Print the listing in its entirety and exactly, leaving out images.

start

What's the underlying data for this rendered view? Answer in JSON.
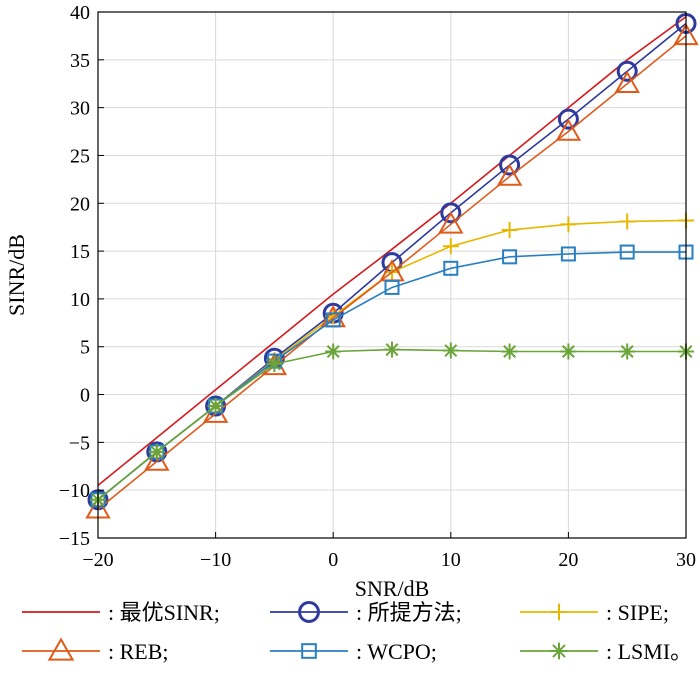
{
  "chart_data": {
    "type": "line",
    "title": "",
    "xlabel": "SNR/dB",
    "ylabel": "SINR/dB",
    "xlim": [
      -20,
      30
    ],
    "ylim": [
      -15,
      40
    ],
    "xticks": [
      -20,
      -10,
      0,
      10,
      20,
      30
    ],
    "yticks": [
      -15,
      -10,
      -5,
      0,
      5,
      10,
      15,
      20,
      25,
      30,
      35,
      40
    ],
    "x": [
      -20,
      -15,
      -10,
      -5,
      0,
      5,
      10,
      15,
      20,
      25,
      30
    ],
    "grid": true,
    "legend_position": "bottom",
    "series": [
      {
        "name": "最优SINR",
        "legend_label": ": 最优SINR;",
        "color": "#d7191c",
        "marker": "none",
        "values": [
          -9.5,
          -4.5,
          0.5,
          5.5,
          10.5,
          15.2,
          20,
          25,
          30,
          35,
          39.5
        ]
      },
      {
        "name": "所提方法",
        "legend_label": ": 所提方法;",
        "color": "#2e3a9e",
        "marker": "circle",
        "values": [
          -11,
          -6,
          -1.2,
          3.8,
          8.5,
          13.8,
          19,
          24,
          28.8,
          33.8,
          38.8
        ]
      },
      {
        "name": "SIPE",
        "legend_label": ": SIPE;",
        "color": "#e6b800",
        "marker": "plus",
        "values": [
          -11,
          -6,
          -1.2,
          3.6,
          8.2,
          12.8,
          15.5,
          17.2,
          17.8,
          18.1,
          18.2
        ]
      },
      {
        "name": "REB",
        "legend_label": ": REB;",
        "color": "#e05a1a",
        "marker": "triangle",
        "values": [
          -12,
          -7,
          -2,
          3,
          8,
          12.8,
          17.8,
          22.8,
          27.5,
          32.5,
          37.5
        ]
      },
      {
        "name": "WCPO",
        "legend_label": ": WCPO;",
        "color": "#2a7fc1",
        "marker": "square",
        "values": [
          -11,
          -6,
          -1.2,
          3.5,
          7.8,
          11.2,
          13.2,
          14.4,
          14.7,
          14.9,
          14.9
        ]
      },
      {
        "name": "LSMI",
        "legend_label": ": LSMI。",
        "color": "#6aa53a",
        "marker": "asterisk",
        "values": [
          -11,
          -6,
          -1.2,
          3.2,
          4.5,
          4.7,
          4.6,
          4.5,
          4.5,
          4.5,
          4.5
        ]
      }
    ]
  }
}
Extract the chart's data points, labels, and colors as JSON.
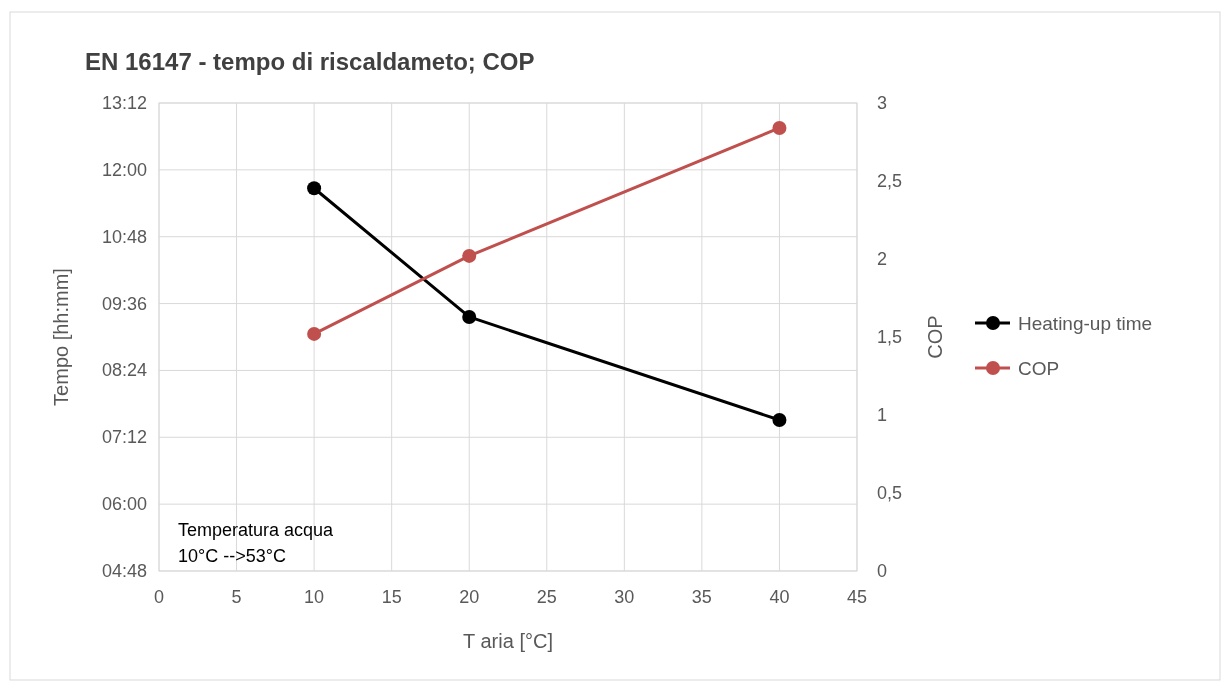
{
  "chart_data": {
    "type": "line",
    "title": "EN 16147 -  tempo di riscaldameto; COP",
    "xlabel": "T aria [°C]",
    "ylabel": "Tempo [hh:mm]",
    "y2label": "COP",
    "x": [
      10,
      20,
      40
    ],
    "series": [
      {
        "name": "Heating-up time",
        "color": "#000000",
        "values": [
          11.67,
          9.36,
          7.51
        ]
      },
      {
        "name": "COP",
        "color": "#c0504d",
        "values": [
          1.52,
          2.02,
          2.84
        ],
        "axis": "y2"
      }
    ],
    "xlim": [
      0,
      45
    ],
    "xticks": [
      0,
      5,
      10,
      15,
      20,
      25,
      30,
      35,
      40,
      45
    ],
    "ylim": [
      4.8,
      13.2
    ],
    "yticks": [
      {
        "value": 4.8,
        "label": "04:48"
      },
      {
        "value": 6,
        "label": "06:00"
      },
      {
        "value": 7.2,
        "label": "07:12"
      },
      {
        "value": 8.4,
        "label": "08:24"
      },
      {
        "value": 9.6,
        "label": "09:36"
      },
      {
        "value": 10.8,
        "label": "10:48"
      },
      {
        "value": 12,
        "label": "12:00"
      },
      {
        "value": 13.2,
        "label": "13:12"
      }
    ],
    "y2lim": [
      0,
      3
    ],
    "y2ticks": [
      0,
      {
        "value": 0.5,
        "label": "0,5"
      },
      1,
      {
        "value": 1.5,
        "label": "1,5"
      },
      2,
      {
        "value": 2.5,
        "label": "2,5"
      },
      3
    ],
    "grid": true,
    "legend": "right",
    "marker": "circle",
    "line_style": "solid",
    "annotations": [
      "Temperatura acqua\n10°C -->53°C"
    ]
  }
}
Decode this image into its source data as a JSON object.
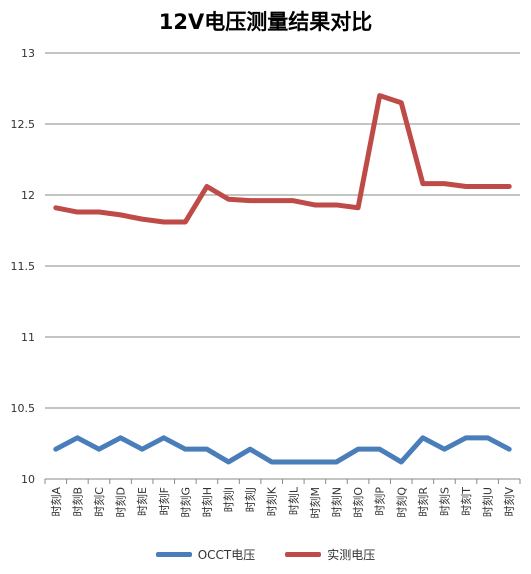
{
  "chart_data": {
    "type": "line",
    "title": "12V电压测量结果对比",
    "xlabel": "",
    "ylabel": "",
    "categories": [
      "时刻A",
      "时刻B",
      "时刻C",
      "时刻D",
      "时刻E",
      "时刻F",
      "时刻G",
      "时刻H",
      "时刻I",
      "时刻J",
      "时刻K",
      "时刻L",
      "时刻M",
      "时刻N",
      "时刻O",
      "时刻P",
      "时刻Q",
      "时刻R",
      "时刻S",
      "时刻T",
      "时刻U",
      "时刻V"
    ],
    "ylim": [
      10,
      13
    ],
    "yticks": [
      "13",
      "12.5",
      "12",
      "11.5",
      "11",
      "10.5",
      "10"
    ],
    "grid": true,
    "legend_position": "bottom",
    "series": [
      {
        "name": "OCCT电压",
        "color": "#4A7EBB",
        "values": [
          10.21,
          10.29,
          10.21,
          10.29,
          10.21,
          10.29,
          10.21,
          10.21,
          10.12,
          10.21,
          10.12,
          10.12,
          10.12,
          10.12,
          10.21,
          10.21,
          10.12,
          10.29,
          10.21,
          10.29,
          10.29,
          10.21
        ]
      },
      {
        "name": "实测电压",
        "color": "#BE4B48",
        "values": [
          11.91,
          11.88,
          11.88,
          11.86,
          11.83,
          11.81,
          11.81,
          12.06,
          11.97,
          11.96,
          11.96,
          11.96,
          11.93,
          11.93,
          11.91,
          12.7,
          12.65,
          12.08,
          12.08,
          12.06,
          12.06,
          12.06
        ]
      }
    ]
  }
}
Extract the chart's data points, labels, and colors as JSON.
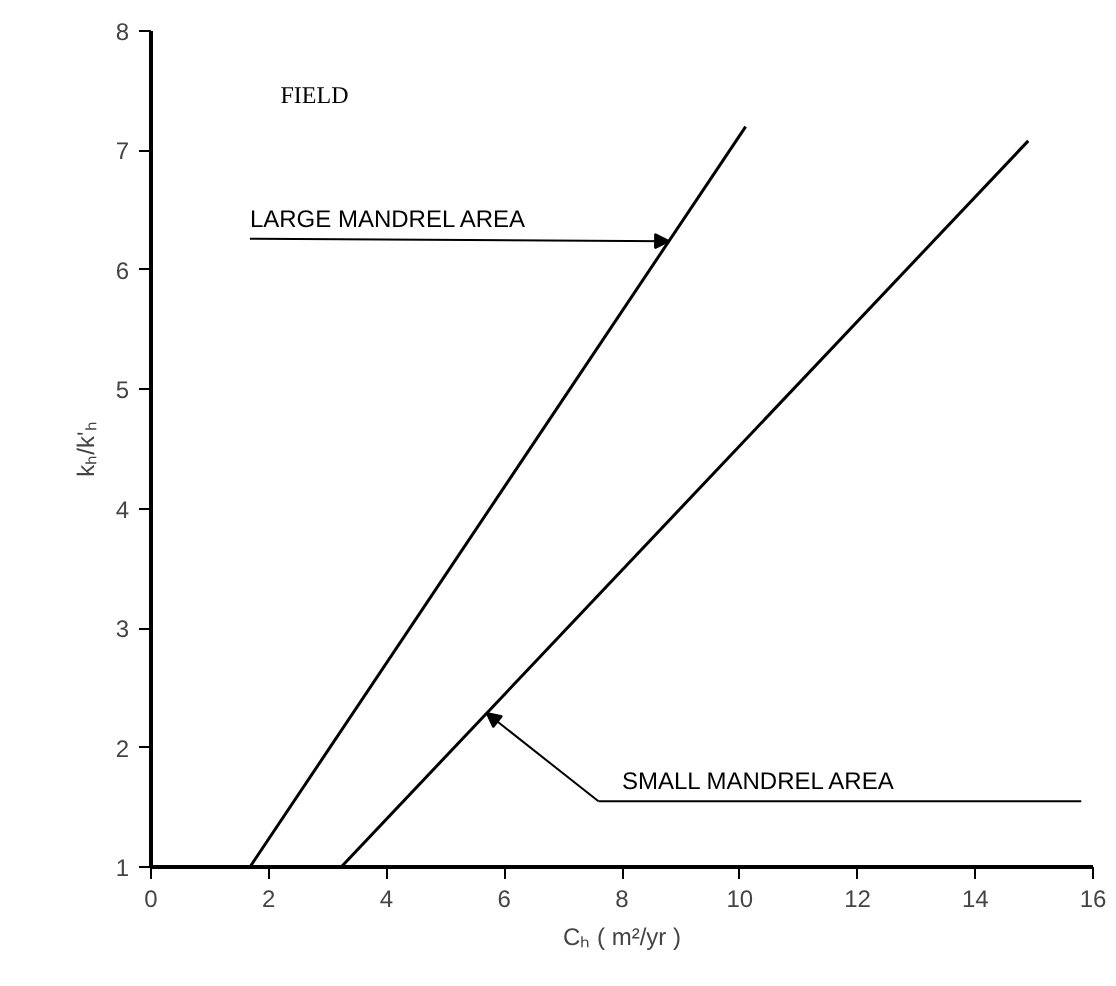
{
  "chart_data": {
    "type": "line",
    "xlabel": "Cₕ ( m²/yr )",
    "ylabel": "kₕ/k'ₕ",
    "xlim": [
      0,
      16
    ],
    "xticks": [
      0,
      2,
      4,
      6,
      8,
      10,
      12,
      14,
      16
    ],
    "ylim": [
      1,
      8
    ],
    "yticks": [
      1,
      2,
      3,
      4,
      5,
      6,
      7,
      8
    ],
    "series": [
      {
        "color": "#000000",
        "x": [
          1.68,
          10.1
        ],
        "values": [
          1,
          7.2
        ]
      },
      {
        "color": "#000000",
        "x": [
          3.23,
          14.9
        ],
        "values": [
          1,
          7.08
        ]
      }
    ],
    "annotations": [
      "FIELD",
      {
        "text": "LARGE MANDREL AREA",
        "x": 8.8,
        "y": 6.24
      },
      {
        "text": "SMALL MANDREL AREA",
        "x": 5.7,
        "y": 2.29
      }
    ],
    "grid": false,
    "marker": "none",
    "line_style": "solid"
  }
}
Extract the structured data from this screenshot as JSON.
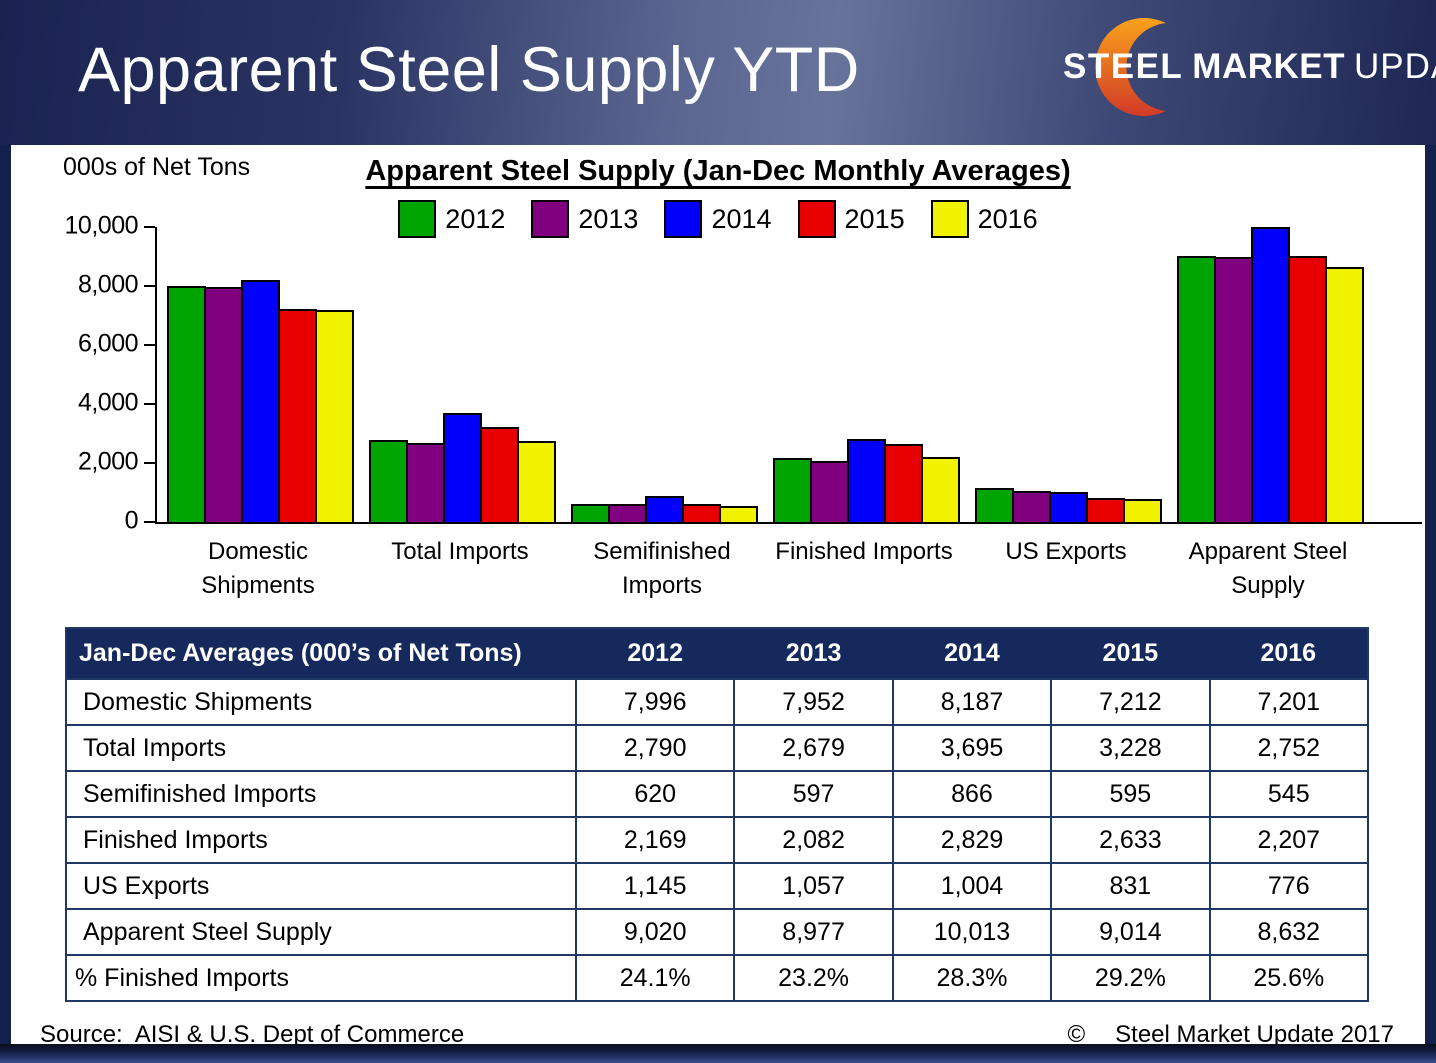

end

● PROBLEM SOLUTION:
What's the underlying data for this rendered view? Answer in JSON.
{
  "chart_data": {
    "type": "line",
    "title": "",
    "xlabel": "SNR/dB",
    "ylabel": "SINR/dB",
    "xlim": [
      -20,
      30
    ],
    "ylim": [
      -15,
      40
    ],
    "xticks": [
      -20,
      -10,
      0,
      10,
      20,
      30
    ],
    "yticks": [
      -15,
      -10,
      -5,
      0,
      5,
      10,
      15,
      20,
      25,
      30,
      35,
      40
    ],
    "x": [
      -20,
      -15,
      -10,
      -5,
      0,
      5,
      10,
      15,
      20,
      25,
      30
    ],
    "grid": true,
    "legend_position": "bottom",
    "series": [
      {
        "name": "最优SINR",
        "legend_label": ": 最优SINR;",
        "color": "#d7191c",
        "marker": "none",
        "values": [
          -9.5,
          -4.5,
          0.5,
          5.5,
          10.5,
          15.2,
          20,
          25,
          30,
          35,
          39.5
        ]
      },
      {
        "name": "所提方法",
        "legend_label": ": 所提方法;",
        "color": "#2e3a9e",
        "marker": "circle",
        "values": [
          -11,
          -6,
          -1.2,
          3.8,
          8.5,
          13.8,
          19,
          24,
          28.8,
          33.8,
          38.8
        ]
      },
      {
        "name": "SIPE",
        "legend_label": ": SIPE;",
        "color": "#e6b800",
        "marker": "plus",
        "values": [
          -11,
          -6,
          -1.2,
          3.6,
          8.2,
          12.8,
          15.5,
          17.2,
          17.8,
          18.1,
          18.2
        ]
      },
      {
        "name": "REB",
        "legend_label": ": REB;",
        "color": "#e05a1a",
        "marker": "triangle",
        "values": [
          -12,
          -7,
          -2,
          3,
          8,
          12.8,
          17.8,
          22.8,
          27.5,
          32.5,
          37.5
        ]
      },
      {
        "name": "WCPO",
        "legend_label": ": WCPO;",
        "color": "#2a7fc1",
        "marker": "square",
        "values": [
          -11,
          -6,
          -1.2,
          3.5,
          7.8,
          11.2,
          13.2,
          14.4,
          14.7,
          14.9,
          14.9
        ]
      },
      {
        "name": "LSMI",
        "legend_label": ": LSMI。",
        "color": "#6aa53a",
        "marker": "asterisk",
        "values": [
          -11,
          -6,
          -1.2,
          3.2,
          4.5,
          4.7,
          4.6,
          4.5,
          4.5,
          4.5,
          4.5
        ]
      }
    ]
  }
}
Extract the chart's data points, labels, and colors as JSON.
{
  "chart_data": {
    "type": "line",
    "title": "EN 16147 -  tempo di riscaldameto; COP",
    "xlabel": "T aria [°C]",
    "ylabel": "Tempo [hh:mm]",
    "y2label": "COP",
    "x": [
      10,
      20,
      40
    ],
    "series": [
      {
        "name": "Heating-up time",
        "color": "#000000",
        "values": [
          11.67,
          9.36,
          7.51
        ]
      },
      {
        "name": "COP",
        "color": "#c0504d",
        "values": [
          1.52,
          2.02,
          2.84
        ],
        "axis": "y2"
      }
    ],
    "xlim": [
      0,
      45
    ],
    "xticks": [
      0,
      5,
      10,
      15,
      20,
      25,
      30,
      35,
      40,
      45
    ],
    "ylim": [
      4.8,
      13.2
    ],
    "yticks": [
      {
        "value": 4.8,
        "label": "04:48"
      },
      {
        "value": 6,
        "label": "06:00"
      },
      {
        "value": 7.2,
        "label": "07:12"
      },
      {
        "value": 8.4,
        "label": "08:24"
      },
      {
        "value": 9.6,
        "label": "09:36"
      },
      {
        "value": 10.8,
        "label": "10:48"
      },
      {
        "value": 12,
        "label": "12:00"
      },
      {
        "value": 13.2,
        "label": "13:12"
      }
    ],
    "y2lim": [
      0,
      3
    ],
    "y2ticks": [
      0,
      {
        "value": 0.5,
        "label": "0,5"
      },
      1,
      {
        "value": 1.5,
        "label": "1,5"
      },
      2,
      {
        "value": 2.5,
        "label": "2,5"
      },
      3
    ],
    "grid": true,
    "legend": "right",
    "marker": "circle",
    "line_style": "solid",
    "annotations": [
      "Temperatura acqua\n10°C -->53°C"
    ]
  }
}
Decode this image into its source data as a JSON object.
{
  "chart_data": {
    "type": "line",
    "title": "12V电压测量结果对比",
    "xlabel": "",
    "ylabel": "",
    "categories": [
      "时刻A",
      "时刻B",
      "时刻C",
      "时刻D",
      "时刻E",
      "时刻F",
      "时刻G",
      "时刻H",
      "时刻I",
      "时刻J",
      "时刻K",
      "时刻L",
      "时刻M",
      "时刻N",
      "时刻O",
      "时刻P",
      "时刻Q",
      "时刻R",
      "时刻S",
      "时刻T",
      "时刻U",
      "时刻V"
    ],
    "ylim": [
      10,
      13
    ],
    "yticks": [
      "13",
      "12.5",
      "12",
      "11.5",
      "11",
      "10.5",
      "10"
    ],
    "grid": true,
    "legend_position": "bottom",
    "series": [
      {
        "name": "OCCT电压",
        "color": "#4A7EBB",
        "values": [
          10.21,
          10.29,
          10.21,
          10.29,
          10.21,
          10.29,
          10.21,
          10.21,
          10.12,
          10.21,
          10.12,
          10.12,
          10.12,
          10.12,
          10.21,
          10.21,
          10.12,
          10.29,
          10.21,
          10.29,
          10.29,
          10.21
        ]
      },
      {
        "name": "实测电压",
        "color": "#BE4B48",
        "values": [
          11.91,
          11.88,
          11.88,
          11.86,
          11.83,
          11.81,
          11.81,
          12.06,
          11.97,
          11.96,
          11.96,
          11.96,
          11.93,
          11.93,
          11.91,
          12.7,
          12.65,
          12.08,
          12.08,
          12.06,
          12.06,
          12.06
        ]
      }
    ]
  }
}
Extract the chart's data points, labels, and colors as JSON.
{
  "chart_data": {
    "type": "line",
    "xlabel": "Cₕ ( m²/yr )",
    "ylabel": "kₕ/k'ₕ",
    "xlim": [
      0,
      16
    ],
    "xticks": [
      0,
      2,
      4,
      6,
      8,
      10,
      12,
      14,
      16
    ],
    "ylim": [
      1,
      8
    ],
    "yticks": [
      1,
      2,
      3,
      4,
      5,
      6,
      7,
      8
    ],
    "series": [
      {
        "color": "#000000",
        "x": [
          1.68,
          10.1
        ],
        "values": [
          1,
          7.2
        ]
      },
      {
        "color": "#000000",
        "x": [
          3.23,
          14.9
        ],
        "values": [
          1,
          7.08
        ]
      }
    ],
    "annotations": [
      "FIELD",
      {
        "text": "LARGE MANDREL AREA",
        "x": 8.8,
        "y": 6.24
      },
      {
        "text": "SMALL MANDREL AREA",
        "x": 5.7,
        "y": 2.29
      }
    ],
    "grid": false,
    "marker": "none",
    "line_style": "solid"
  }
}
Extract the structured data from this screenshot as JSON.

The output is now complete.